— START OF Supplied records —

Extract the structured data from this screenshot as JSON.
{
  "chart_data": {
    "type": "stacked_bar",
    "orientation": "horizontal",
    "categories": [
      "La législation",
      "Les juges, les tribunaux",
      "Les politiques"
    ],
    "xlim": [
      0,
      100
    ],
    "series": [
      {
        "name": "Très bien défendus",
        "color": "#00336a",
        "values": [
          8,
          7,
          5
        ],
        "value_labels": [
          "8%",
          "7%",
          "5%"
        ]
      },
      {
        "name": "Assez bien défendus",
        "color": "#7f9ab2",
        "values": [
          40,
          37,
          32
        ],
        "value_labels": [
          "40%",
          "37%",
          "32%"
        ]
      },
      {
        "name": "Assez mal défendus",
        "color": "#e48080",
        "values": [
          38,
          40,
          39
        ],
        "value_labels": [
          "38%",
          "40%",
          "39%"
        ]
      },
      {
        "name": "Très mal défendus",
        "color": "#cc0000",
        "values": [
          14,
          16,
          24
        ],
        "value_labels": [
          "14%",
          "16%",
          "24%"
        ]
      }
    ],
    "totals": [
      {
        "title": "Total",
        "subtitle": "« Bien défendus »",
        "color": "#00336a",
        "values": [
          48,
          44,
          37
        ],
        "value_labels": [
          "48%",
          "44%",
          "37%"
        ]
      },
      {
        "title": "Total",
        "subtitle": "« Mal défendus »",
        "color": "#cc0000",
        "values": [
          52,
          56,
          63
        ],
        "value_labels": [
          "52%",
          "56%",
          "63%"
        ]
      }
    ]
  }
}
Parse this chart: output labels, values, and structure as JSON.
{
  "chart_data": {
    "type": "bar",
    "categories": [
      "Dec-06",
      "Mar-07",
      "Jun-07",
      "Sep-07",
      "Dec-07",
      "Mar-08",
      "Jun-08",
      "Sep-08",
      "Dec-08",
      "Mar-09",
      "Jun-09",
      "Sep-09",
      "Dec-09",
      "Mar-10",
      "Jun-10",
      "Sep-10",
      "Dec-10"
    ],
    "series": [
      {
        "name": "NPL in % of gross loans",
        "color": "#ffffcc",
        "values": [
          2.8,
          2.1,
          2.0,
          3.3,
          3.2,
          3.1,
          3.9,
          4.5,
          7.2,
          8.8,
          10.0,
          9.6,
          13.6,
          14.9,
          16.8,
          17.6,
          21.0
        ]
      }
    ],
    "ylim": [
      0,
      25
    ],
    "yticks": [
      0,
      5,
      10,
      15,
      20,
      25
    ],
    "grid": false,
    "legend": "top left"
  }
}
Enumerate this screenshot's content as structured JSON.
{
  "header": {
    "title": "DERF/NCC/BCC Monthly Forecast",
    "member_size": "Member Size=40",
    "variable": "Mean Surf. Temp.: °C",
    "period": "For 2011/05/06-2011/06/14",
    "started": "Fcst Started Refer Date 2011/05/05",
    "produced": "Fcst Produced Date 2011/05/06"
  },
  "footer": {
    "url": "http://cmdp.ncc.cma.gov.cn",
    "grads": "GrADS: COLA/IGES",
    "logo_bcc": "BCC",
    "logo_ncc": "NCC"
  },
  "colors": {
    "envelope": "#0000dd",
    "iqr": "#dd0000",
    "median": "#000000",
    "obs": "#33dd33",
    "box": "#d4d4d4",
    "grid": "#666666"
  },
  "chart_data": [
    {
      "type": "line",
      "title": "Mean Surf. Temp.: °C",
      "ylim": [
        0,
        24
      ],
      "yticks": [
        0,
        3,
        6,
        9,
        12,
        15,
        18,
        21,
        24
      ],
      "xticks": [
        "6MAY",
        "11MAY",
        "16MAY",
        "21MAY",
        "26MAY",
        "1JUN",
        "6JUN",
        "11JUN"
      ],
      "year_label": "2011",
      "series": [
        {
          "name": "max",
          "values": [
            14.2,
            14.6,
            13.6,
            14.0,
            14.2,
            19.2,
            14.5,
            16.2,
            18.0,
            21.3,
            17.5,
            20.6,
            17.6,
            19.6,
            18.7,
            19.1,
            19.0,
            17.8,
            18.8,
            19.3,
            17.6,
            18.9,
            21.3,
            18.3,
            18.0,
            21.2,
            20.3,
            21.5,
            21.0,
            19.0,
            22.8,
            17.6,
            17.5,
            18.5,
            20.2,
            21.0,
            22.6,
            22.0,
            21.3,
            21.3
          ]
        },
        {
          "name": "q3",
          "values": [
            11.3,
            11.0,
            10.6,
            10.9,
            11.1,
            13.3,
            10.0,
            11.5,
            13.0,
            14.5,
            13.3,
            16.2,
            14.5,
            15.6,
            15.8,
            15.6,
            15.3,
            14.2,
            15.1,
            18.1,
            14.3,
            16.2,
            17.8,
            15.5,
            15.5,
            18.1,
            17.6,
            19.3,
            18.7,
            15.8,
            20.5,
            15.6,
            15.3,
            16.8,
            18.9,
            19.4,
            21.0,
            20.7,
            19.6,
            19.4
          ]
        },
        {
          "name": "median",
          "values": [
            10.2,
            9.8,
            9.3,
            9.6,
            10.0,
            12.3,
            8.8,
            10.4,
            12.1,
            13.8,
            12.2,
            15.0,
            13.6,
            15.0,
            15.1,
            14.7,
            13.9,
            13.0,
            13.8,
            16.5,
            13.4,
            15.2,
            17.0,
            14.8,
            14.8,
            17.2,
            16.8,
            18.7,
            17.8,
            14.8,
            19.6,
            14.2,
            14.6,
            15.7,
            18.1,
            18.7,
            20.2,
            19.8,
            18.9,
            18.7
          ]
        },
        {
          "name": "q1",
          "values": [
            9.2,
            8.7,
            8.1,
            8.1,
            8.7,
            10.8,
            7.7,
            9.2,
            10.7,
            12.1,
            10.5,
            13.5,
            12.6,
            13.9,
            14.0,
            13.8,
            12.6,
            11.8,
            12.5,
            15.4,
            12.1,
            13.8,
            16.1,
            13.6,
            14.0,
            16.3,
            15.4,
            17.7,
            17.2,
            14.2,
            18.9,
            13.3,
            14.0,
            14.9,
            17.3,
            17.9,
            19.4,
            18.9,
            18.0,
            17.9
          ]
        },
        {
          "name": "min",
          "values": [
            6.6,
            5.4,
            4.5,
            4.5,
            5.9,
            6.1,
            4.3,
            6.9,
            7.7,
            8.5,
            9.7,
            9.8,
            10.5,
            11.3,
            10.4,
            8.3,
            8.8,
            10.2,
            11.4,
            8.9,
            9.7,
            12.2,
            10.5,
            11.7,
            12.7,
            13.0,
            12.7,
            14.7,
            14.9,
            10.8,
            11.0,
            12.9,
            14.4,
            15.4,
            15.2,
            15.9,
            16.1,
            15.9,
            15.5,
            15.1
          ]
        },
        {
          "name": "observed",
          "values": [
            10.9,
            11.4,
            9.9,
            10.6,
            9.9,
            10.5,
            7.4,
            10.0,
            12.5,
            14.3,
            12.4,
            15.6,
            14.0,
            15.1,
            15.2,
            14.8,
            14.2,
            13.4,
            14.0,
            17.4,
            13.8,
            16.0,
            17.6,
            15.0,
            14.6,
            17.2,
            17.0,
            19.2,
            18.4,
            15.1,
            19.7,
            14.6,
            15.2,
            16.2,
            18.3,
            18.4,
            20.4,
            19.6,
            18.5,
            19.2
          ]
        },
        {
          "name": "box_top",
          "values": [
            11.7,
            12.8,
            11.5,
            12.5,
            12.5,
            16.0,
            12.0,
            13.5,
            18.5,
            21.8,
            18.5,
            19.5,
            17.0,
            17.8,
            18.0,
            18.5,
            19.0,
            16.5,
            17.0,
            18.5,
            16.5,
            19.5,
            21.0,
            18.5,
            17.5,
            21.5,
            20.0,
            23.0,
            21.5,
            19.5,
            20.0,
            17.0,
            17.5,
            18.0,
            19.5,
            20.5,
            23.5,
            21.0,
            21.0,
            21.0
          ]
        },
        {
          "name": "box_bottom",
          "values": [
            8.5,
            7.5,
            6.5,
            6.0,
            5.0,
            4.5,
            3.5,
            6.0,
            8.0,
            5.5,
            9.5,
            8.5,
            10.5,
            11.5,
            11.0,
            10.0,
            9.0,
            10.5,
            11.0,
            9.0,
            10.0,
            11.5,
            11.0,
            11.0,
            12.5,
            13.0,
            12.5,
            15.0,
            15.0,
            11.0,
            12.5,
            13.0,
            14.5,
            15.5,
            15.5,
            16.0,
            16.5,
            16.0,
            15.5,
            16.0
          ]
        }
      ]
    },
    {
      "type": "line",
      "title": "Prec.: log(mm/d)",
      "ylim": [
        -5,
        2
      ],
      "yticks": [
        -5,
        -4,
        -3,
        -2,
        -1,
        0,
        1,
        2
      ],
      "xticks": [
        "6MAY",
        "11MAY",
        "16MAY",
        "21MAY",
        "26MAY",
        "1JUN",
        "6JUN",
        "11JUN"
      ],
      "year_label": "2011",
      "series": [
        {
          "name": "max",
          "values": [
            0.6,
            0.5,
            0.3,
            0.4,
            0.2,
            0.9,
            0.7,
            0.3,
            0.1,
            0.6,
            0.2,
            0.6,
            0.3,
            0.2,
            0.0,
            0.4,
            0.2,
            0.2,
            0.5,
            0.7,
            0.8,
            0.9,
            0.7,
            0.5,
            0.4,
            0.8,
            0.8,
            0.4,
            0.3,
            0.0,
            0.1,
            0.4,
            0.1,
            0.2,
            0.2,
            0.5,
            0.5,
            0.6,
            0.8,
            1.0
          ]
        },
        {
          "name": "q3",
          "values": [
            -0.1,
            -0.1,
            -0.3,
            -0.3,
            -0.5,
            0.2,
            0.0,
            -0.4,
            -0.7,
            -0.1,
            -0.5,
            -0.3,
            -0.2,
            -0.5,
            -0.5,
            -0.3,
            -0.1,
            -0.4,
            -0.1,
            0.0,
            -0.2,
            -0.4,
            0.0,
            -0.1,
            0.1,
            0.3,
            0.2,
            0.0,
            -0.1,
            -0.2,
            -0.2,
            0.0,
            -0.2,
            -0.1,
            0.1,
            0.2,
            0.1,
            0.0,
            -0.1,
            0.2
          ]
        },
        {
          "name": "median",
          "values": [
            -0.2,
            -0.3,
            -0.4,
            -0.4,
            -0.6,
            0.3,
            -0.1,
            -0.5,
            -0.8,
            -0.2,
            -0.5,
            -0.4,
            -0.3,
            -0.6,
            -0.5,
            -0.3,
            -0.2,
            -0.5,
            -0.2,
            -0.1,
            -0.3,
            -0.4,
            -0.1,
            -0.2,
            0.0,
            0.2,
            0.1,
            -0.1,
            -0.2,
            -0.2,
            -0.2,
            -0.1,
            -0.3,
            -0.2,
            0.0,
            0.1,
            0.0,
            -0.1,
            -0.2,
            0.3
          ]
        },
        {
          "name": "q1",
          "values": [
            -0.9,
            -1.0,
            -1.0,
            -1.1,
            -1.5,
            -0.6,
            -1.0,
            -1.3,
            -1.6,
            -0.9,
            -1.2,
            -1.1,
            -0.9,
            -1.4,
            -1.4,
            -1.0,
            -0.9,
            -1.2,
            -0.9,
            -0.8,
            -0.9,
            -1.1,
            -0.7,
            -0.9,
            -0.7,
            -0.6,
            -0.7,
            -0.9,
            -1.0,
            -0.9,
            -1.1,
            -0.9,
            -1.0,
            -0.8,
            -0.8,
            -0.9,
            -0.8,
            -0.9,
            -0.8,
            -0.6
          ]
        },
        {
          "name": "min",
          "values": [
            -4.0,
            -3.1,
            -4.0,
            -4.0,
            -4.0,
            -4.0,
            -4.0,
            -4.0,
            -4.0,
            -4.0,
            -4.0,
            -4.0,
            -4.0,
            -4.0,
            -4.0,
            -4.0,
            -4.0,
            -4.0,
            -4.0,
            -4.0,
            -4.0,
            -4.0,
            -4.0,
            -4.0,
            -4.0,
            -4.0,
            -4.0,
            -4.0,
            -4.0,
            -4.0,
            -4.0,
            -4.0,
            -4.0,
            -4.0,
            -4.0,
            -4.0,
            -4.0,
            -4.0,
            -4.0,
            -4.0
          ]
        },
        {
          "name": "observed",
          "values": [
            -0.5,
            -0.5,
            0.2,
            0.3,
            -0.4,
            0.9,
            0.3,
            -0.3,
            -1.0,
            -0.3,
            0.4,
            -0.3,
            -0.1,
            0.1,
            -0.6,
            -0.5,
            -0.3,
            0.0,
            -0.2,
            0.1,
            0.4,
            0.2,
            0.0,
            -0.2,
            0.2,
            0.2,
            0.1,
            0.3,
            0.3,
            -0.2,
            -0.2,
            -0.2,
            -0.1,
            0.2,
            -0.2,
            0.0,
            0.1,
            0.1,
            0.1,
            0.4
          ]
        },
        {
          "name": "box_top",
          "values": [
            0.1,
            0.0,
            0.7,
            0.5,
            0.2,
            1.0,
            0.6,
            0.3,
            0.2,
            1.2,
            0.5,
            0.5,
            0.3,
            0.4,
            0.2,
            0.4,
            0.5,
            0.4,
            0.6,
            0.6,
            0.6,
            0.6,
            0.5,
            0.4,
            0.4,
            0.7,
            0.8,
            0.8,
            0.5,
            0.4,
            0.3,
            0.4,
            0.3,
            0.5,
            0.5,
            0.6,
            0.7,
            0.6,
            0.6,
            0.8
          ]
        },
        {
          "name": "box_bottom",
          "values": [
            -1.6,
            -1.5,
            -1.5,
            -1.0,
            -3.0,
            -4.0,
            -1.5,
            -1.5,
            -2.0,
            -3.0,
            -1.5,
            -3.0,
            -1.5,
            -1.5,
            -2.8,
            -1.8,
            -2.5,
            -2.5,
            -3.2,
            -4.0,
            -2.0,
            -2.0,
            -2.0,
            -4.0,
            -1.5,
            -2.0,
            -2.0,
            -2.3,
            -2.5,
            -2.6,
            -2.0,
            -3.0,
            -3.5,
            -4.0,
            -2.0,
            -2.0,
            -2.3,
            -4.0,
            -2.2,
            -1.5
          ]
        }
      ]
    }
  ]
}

— END OF Supplied records —

◆ **Exercise requirements**:
Copy out each line of the records that holds the string "Date".

◆ **The response**:
    "started": "Fcst Started Refer Date 2011/05/05",
    "produced": "Fcst Produced Date 2011/05/06"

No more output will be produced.